++++ INPUT DATA

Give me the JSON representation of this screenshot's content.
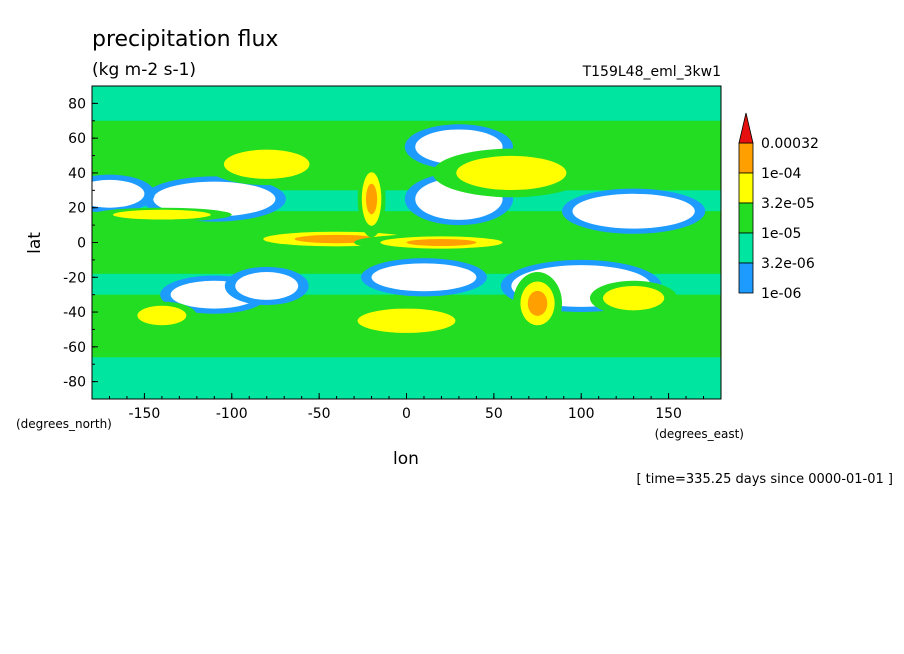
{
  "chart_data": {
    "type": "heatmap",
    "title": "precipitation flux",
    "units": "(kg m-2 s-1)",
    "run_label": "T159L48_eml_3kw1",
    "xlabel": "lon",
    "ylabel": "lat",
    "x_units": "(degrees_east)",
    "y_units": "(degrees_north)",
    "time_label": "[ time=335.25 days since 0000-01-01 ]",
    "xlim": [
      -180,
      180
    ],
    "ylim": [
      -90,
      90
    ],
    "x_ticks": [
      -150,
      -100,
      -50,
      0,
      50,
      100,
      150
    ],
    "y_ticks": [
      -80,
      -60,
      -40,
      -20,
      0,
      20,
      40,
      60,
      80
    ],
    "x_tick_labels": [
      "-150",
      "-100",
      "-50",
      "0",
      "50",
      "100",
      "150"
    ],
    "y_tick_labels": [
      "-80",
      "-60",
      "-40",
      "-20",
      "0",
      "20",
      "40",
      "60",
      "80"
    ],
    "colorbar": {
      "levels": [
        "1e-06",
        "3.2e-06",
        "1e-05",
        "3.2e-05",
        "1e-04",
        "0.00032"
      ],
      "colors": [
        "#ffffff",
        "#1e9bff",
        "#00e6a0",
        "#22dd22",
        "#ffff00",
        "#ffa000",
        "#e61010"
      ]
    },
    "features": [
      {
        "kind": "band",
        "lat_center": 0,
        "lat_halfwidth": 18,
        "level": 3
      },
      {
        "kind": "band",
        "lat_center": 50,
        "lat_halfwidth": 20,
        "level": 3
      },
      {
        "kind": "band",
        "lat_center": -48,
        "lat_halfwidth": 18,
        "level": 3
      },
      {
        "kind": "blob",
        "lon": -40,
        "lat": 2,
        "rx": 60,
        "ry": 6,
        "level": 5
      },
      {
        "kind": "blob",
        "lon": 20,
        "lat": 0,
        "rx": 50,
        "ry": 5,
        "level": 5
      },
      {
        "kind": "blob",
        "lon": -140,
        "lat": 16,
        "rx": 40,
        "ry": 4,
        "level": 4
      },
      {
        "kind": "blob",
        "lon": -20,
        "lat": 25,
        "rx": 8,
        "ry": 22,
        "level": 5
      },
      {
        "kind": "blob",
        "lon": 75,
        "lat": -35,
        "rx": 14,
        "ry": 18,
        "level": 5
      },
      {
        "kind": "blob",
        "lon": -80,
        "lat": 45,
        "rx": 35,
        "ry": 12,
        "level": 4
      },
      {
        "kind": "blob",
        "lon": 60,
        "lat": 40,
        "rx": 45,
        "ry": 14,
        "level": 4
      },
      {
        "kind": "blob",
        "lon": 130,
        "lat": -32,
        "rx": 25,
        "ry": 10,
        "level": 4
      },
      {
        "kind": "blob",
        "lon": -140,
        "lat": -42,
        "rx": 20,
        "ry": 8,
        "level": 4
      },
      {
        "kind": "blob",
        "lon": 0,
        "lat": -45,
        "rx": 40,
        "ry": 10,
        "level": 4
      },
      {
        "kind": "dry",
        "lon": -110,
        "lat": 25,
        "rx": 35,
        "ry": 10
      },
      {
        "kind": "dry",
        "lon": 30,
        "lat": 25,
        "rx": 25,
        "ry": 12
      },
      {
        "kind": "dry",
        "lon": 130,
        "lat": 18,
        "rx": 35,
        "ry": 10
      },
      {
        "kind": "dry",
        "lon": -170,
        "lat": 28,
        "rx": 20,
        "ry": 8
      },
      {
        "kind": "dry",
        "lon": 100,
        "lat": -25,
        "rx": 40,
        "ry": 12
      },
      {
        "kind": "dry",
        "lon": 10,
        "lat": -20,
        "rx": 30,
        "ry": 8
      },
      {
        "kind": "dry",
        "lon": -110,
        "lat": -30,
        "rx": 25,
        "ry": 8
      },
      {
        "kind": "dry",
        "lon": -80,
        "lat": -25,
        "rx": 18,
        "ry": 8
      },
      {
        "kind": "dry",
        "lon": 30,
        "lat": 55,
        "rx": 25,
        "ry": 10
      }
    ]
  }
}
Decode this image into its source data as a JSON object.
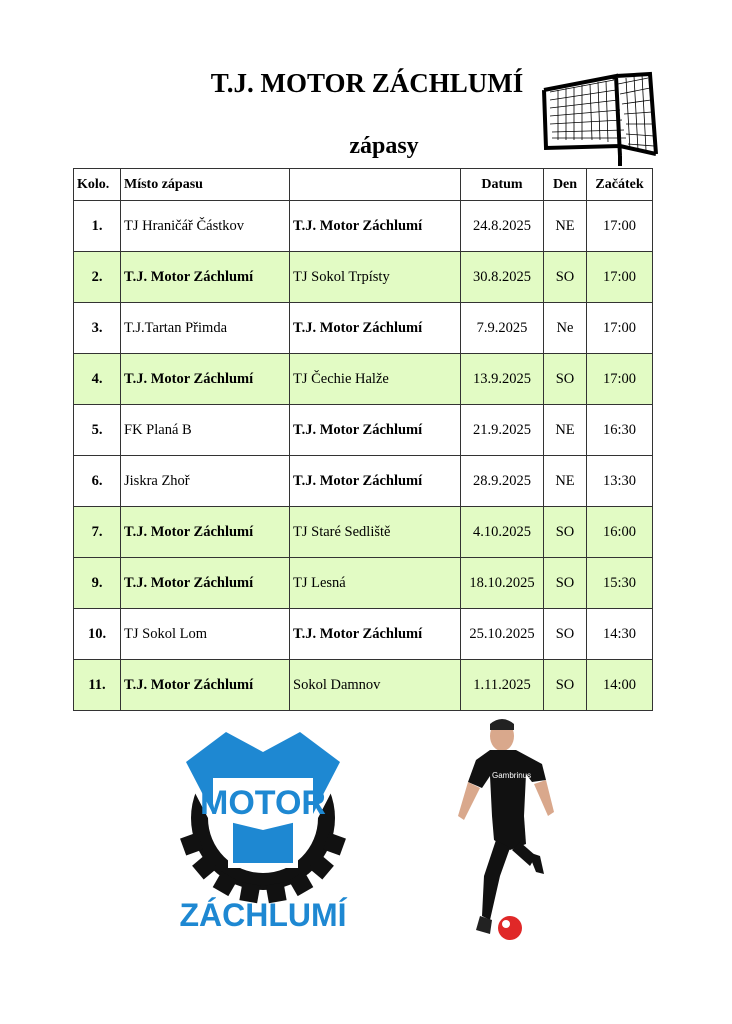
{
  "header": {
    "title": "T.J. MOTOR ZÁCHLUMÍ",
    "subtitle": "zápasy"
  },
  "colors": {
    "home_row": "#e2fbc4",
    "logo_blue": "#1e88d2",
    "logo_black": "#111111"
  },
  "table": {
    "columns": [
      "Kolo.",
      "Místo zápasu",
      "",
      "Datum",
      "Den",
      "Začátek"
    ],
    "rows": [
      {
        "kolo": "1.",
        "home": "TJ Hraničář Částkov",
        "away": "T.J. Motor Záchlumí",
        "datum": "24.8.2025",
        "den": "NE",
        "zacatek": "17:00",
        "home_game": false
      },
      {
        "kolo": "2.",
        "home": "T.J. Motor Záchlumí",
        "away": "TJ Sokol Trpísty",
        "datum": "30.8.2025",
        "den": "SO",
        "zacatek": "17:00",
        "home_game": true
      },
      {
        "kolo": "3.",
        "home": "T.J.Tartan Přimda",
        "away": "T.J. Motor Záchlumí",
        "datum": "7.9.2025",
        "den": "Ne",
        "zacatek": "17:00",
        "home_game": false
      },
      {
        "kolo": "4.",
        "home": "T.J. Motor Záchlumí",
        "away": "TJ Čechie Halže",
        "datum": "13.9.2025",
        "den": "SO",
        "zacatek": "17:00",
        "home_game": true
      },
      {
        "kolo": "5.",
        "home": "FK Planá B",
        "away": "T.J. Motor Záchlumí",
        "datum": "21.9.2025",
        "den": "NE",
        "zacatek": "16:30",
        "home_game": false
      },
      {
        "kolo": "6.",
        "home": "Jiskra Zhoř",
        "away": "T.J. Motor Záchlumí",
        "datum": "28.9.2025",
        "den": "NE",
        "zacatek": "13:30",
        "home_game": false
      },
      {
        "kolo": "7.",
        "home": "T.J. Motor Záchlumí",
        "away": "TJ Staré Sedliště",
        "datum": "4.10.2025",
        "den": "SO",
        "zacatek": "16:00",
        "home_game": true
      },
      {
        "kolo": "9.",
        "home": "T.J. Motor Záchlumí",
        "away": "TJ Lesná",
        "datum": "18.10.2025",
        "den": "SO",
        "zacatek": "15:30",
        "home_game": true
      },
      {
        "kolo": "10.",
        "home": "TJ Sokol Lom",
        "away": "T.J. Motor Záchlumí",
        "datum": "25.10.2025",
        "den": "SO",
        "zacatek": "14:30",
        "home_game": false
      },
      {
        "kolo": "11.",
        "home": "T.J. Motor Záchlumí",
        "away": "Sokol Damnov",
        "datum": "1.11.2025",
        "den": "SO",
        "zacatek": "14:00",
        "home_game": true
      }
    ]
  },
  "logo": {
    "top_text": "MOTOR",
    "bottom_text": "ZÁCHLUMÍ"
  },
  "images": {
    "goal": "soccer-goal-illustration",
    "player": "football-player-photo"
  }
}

++++++++
++++ INPUT DATA

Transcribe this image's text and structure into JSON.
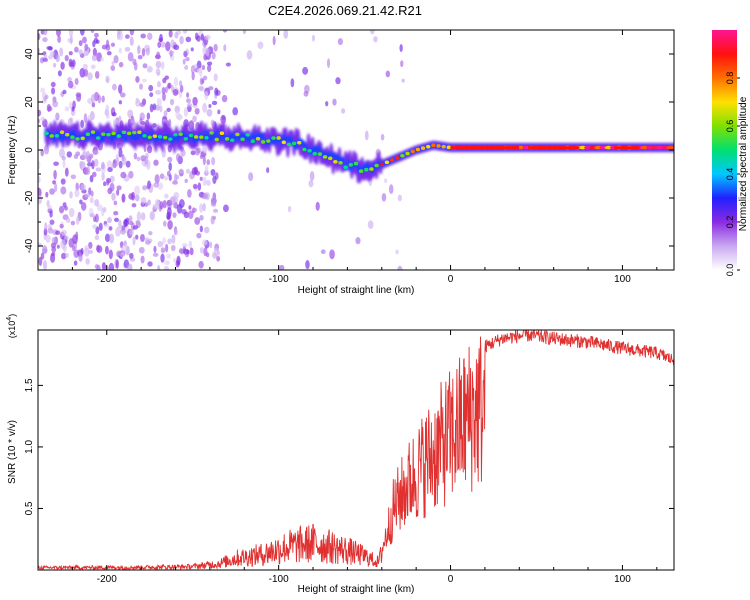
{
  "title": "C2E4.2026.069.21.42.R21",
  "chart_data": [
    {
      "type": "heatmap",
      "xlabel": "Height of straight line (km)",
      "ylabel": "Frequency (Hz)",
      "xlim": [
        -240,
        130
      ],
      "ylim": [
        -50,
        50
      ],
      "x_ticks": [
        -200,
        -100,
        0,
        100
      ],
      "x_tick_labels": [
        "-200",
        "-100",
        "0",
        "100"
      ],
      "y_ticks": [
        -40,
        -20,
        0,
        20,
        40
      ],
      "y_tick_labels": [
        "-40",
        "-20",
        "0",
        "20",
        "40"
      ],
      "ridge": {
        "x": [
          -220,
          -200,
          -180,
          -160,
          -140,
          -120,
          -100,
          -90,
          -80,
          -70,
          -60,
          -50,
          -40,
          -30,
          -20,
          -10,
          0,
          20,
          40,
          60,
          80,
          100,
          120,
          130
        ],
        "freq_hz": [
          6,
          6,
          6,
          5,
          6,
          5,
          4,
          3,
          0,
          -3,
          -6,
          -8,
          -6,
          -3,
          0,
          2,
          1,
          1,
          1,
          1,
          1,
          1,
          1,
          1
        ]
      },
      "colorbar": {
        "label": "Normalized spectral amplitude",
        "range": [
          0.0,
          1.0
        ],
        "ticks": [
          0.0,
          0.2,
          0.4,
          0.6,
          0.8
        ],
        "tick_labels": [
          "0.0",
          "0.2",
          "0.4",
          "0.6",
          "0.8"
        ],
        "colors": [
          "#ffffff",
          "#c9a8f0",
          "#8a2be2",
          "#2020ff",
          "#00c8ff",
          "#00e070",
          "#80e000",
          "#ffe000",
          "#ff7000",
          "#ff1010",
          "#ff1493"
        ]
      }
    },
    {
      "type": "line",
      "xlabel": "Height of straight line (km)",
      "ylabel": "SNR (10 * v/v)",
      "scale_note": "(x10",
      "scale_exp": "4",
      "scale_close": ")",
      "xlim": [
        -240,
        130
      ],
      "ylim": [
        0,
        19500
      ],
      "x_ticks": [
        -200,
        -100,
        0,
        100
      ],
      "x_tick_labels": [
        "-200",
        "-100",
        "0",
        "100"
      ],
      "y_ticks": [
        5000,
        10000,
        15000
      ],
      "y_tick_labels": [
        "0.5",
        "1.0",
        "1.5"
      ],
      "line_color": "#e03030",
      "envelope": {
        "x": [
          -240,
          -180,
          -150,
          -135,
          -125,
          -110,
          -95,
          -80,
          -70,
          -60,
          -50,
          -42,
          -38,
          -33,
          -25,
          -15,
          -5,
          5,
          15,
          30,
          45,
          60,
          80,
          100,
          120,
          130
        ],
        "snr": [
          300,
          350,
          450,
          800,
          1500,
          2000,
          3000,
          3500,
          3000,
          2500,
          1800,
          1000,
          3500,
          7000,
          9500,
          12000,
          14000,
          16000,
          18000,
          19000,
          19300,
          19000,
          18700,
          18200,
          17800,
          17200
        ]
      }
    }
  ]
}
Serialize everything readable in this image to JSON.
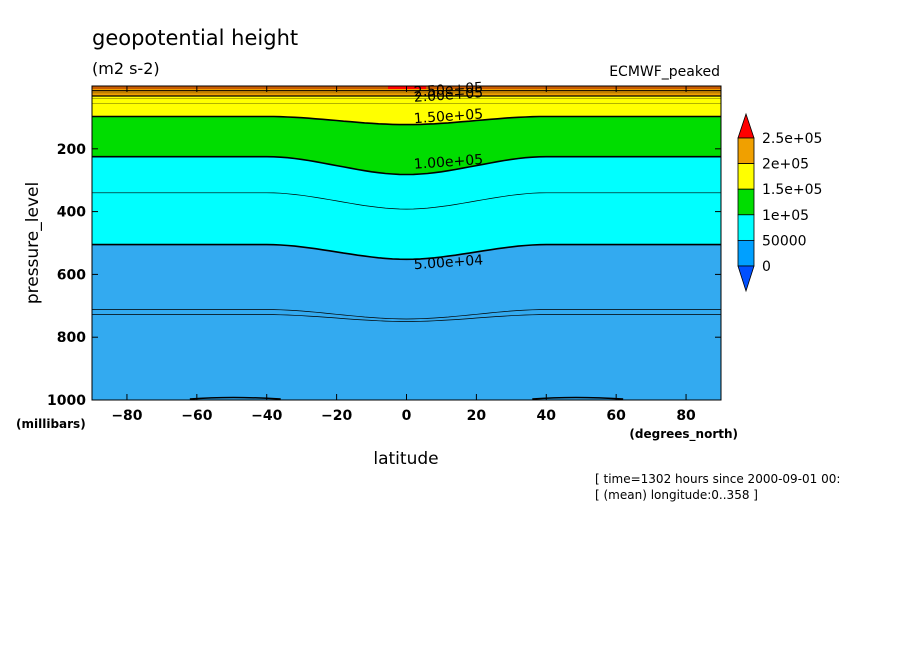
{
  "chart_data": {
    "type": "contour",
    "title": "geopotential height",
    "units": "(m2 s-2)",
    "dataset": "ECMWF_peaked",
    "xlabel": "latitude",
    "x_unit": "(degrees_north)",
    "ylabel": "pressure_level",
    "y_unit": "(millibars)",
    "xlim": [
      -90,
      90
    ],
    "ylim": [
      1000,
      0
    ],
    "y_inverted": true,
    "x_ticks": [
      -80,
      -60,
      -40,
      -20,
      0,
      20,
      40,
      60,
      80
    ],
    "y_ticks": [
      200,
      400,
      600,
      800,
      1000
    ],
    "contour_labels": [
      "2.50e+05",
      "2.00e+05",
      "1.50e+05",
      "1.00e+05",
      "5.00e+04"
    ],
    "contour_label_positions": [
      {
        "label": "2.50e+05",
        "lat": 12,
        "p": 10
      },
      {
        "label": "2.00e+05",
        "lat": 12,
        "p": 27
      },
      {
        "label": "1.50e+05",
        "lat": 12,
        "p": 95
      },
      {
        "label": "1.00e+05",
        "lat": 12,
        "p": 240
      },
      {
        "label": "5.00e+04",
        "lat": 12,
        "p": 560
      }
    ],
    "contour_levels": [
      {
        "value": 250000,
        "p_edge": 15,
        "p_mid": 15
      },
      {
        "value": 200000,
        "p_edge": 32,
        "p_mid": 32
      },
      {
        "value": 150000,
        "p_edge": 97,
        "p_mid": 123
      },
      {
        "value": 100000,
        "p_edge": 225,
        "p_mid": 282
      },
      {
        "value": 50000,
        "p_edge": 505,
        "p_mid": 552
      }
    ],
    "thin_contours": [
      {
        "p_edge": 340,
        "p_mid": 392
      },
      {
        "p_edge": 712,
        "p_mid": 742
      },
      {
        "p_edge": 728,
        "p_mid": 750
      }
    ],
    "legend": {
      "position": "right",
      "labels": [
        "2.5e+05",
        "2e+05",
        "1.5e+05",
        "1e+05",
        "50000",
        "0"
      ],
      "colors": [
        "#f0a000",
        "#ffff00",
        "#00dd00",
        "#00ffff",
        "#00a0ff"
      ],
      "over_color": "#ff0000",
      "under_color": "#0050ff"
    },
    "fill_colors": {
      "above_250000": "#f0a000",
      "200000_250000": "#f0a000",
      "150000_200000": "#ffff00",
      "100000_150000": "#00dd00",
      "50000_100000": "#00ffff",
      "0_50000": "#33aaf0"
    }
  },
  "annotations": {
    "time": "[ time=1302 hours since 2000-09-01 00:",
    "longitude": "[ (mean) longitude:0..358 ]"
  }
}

++++++++

Return, from the data, each line that has the word "JSON" in it.

Give me the JSON representation of this screenshot's content.
Decode this image into its source data as a JSON object.
Transcribe this image's text and structure into JSON.
Serialize everything readable in this image to JSON.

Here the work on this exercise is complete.